──────── MATERIAL FOR THIS EXERCISE
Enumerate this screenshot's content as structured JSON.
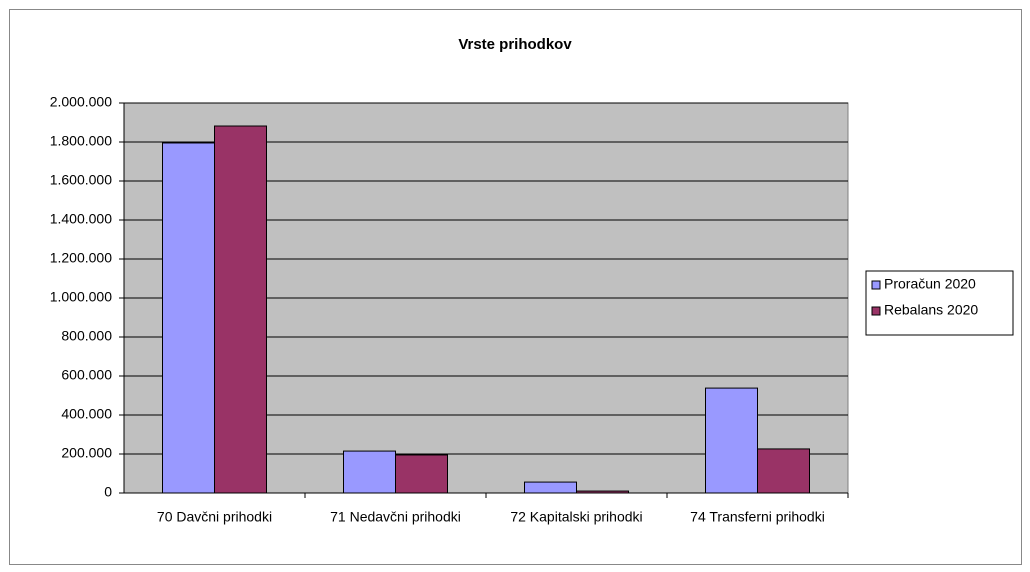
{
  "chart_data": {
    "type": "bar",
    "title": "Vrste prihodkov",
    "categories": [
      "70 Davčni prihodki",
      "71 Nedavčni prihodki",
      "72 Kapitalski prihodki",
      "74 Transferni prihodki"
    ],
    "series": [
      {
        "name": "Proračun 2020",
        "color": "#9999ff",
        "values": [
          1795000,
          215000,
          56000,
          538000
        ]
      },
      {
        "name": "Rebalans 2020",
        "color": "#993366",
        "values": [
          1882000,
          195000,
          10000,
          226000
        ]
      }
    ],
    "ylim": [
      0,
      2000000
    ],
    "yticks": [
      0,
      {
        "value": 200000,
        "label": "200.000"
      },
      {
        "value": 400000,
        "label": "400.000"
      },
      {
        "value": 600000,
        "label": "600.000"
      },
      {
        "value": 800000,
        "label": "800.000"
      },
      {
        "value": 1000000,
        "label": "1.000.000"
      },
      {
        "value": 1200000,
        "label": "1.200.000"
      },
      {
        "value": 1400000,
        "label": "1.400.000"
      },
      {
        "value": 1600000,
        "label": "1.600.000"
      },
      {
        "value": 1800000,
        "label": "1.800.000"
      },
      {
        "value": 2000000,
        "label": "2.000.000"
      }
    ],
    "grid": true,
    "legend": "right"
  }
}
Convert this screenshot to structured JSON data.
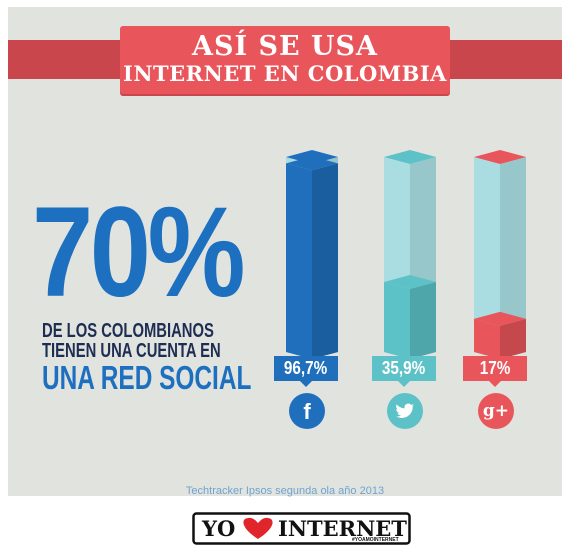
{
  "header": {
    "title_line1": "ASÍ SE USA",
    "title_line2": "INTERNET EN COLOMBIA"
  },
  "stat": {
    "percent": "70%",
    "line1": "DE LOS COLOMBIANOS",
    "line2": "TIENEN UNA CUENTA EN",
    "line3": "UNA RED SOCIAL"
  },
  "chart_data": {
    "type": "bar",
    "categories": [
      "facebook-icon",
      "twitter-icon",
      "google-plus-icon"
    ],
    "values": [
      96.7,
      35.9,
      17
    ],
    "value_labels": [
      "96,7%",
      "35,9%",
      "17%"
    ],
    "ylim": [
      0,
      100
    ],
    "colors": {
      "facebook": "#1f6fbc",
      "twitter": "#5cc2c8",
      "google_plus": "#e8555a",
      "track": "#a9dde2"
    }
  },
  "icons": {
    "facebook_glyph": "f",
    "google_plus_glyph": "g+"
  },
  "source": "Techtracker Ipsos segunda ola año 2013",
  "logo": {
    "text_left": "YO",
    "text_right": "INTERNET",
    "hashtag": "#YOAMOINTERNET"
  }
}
────────────────
──────── MATERIAL FOR THIS EXERCISE
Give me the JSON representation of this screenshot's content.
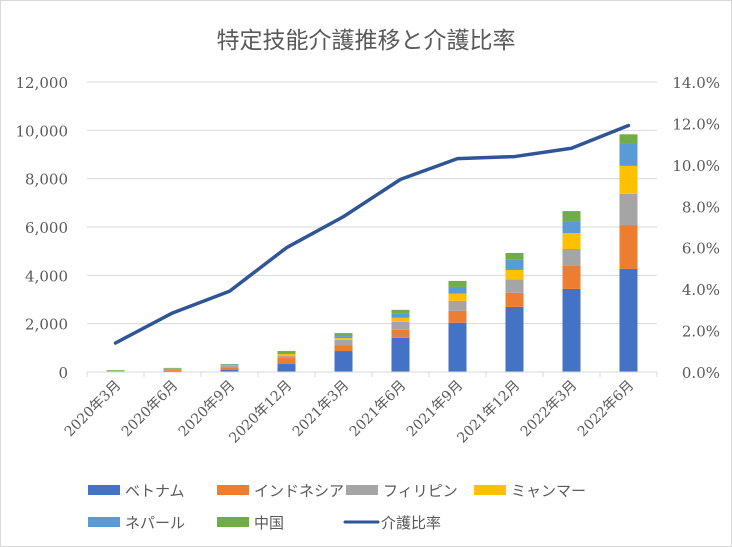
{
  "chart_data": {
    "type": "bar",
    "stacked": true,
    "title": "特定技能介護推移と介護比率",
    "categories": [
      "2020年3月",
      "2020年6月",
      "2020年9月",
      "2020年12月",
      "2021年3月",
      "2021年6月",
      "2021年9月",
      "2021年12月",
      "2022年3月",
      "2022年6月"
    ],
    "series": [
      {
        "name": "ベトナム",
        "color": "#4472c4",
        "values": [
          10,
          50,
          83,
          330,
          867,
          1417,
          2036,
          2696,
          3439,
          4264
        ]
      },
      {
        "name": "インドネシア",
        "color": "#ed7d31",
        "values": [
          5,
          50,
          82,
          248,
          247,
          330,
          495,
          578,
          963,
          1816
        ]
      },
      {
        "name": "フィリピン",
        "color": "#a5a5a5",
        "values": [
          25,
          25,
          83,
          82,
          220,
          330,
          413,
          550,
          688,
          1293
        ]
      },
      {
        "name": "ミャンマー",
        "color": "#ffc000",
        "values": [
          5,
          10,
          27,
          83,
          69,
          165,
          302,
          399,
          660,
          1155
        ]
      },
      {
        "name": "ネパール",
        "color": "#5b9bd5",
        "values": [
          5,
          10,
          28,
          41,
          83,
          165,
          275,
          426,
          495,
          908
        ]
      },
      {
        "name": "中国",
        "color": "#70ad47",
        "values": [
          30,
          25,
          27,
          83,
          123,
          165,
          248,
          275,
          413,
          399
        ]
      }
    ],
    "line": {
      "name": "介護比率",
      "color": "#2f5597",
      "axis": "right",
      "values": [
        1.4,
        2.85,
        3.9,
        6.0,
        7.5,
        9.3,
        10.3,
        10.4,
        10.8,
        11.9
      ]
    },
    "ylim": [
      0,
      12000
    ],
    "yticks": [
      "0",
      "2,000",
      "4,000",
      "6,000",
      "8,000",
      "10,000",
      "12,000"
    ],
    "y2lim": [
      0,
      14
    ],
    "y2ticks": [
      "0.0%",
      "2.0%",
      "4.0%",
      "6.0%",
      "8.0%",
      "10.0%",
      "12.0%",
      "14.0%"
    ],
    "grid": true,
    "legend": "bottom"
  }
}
────────────────
Isolate the lines above that contain the word "structured" and copy them.

Enumerate this screenshot's content as structured JSON.
Convert this screenshot to structured JSON data.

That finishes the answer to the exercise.